• Exercise prompt:
Pick out every line of the records below that contains the string "icon", matching its case exactly.

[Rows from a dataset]
--------
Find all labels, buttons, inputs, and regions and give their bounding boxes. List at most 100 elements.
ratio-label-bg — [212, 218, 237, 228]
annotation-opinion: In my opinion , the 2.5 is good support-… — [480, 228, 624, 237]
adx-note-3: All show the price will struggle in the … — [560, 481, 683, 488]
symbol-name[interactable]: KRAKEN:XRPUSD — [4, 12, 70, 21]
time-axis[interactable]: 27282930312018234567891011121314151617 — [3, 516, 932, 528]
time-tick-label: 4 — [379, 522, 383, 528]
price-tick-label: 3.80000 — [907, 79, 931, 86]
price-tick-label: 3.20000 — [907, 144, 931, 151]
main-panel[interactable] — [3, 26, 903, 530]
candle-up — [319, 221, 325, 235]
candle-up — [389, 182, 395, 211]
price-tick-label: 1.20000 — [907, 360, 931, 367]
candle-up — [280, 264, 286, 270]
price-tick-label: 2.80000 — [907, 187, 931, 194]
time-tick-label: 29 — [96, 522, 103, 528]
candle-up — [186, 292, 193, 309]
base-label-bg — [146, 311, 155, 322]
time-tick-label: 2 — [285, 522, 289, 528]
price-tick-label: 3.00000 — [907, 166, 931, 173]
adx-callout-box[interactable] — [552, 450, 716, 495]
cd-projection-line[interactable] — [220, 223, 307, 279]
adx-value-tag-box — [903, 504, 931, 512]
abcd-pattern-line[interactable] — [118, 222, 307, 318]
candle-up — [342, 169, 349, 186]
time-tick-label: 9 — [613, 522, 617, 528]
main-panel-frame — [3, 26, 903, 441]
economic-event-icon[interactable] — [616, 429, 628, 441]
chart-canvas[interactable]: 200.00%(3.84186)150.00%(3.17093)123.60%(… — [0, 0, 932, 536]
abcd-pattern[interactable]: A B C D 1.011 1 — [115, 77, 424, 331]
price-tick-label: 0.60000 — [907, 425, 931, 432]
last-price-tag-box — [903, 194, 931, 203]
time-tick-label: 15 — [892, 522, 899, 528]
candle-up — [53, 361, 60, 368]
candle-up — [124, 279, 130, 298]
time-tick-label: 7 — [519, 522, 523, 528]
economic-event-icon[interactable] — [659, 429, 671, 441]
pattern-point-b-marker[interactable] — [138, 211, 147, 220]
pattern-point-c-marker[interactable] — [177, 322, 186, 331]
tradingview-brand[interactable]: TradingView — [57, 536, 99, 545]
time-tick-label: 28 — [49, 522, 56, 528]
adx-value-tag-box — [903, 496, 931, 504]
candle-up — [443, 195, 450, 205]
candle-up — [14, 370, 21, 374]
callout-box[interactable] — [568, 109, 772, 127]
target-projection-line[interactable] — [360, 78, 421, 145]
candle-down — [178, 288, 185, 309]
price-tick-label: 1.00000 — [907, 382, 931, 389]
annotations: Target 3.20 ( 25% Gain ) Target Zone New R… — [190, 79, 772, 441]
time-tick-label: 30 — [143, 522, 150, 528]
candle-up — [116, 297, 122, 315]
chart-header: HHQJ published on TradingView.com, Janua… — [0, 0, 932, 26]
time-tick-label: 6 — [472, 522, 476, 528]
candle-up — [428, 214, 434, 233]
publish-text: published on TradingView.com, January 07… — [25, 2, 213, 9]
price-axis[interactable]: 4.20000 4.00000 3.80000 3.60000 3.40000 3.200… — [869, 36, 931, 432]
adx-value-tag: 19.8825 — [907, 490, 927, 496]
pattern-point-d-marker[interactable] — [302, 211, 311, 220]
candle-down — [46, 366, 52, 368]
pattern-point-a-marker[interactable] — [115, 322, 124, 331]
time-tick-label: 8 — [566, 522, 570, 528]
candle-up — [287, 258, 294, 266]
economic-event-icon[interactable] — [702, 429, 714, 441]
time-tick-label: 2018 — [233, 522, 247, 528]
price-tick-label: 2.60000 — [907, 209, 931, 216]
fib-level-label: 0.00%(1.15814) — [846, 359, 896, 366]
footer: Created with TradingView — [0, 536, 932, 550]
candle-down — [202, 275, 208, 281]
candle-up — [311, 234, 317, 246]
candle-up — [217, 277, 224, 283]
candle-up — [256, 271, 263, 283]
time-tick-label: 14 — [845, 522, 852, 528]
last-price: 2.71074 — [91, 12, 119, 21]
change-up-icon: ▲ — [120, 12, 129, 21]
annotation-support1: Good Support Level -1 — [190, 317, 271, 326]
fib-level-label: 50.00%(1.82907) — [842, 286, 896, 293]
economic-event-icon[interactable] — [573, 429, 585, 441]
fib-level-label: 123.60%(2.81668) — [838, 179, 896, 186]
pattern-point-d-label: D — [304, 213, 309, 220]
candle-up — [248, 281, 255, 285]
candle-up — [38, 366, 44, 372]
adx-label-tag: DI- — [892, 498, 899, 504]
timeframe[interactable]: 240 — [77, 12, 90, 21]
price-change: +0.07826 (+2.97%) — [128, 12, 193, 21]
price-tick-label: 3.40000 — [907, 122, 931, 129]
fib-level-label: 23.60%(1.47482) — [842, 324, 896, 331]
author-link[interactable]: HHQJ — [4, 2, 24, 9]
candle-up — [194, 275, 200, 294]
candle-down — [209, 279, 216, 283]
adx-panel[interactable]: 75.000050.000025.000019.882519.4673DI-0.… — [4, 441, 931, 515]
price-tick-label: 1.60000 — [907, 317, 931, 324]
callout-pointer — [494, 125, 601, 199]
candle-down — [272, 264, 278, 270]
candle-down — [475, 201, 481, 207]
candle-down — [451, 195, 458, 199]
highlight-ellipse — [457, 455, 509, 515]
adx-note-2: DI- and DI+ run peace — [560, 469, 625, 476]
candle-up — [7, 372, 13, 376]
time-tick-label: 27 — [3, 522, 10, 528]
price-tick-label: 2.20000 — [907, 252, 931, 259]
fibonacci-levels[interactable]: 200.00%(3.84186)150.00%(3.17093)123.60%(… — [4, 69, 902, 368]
--------
• Expected answer:
economic-event-icon[interactable] — [616, 429, 628, 441]
economic-event-icon[interactable] — [659, 429, 671, 441]
economic-event-icon[interactable] — [702, 429, 714, 441]
change-up-icon: ▲ — [120, 12, 129, 21]
economic-event-icon[interactable] — [573, 429, 585, 441]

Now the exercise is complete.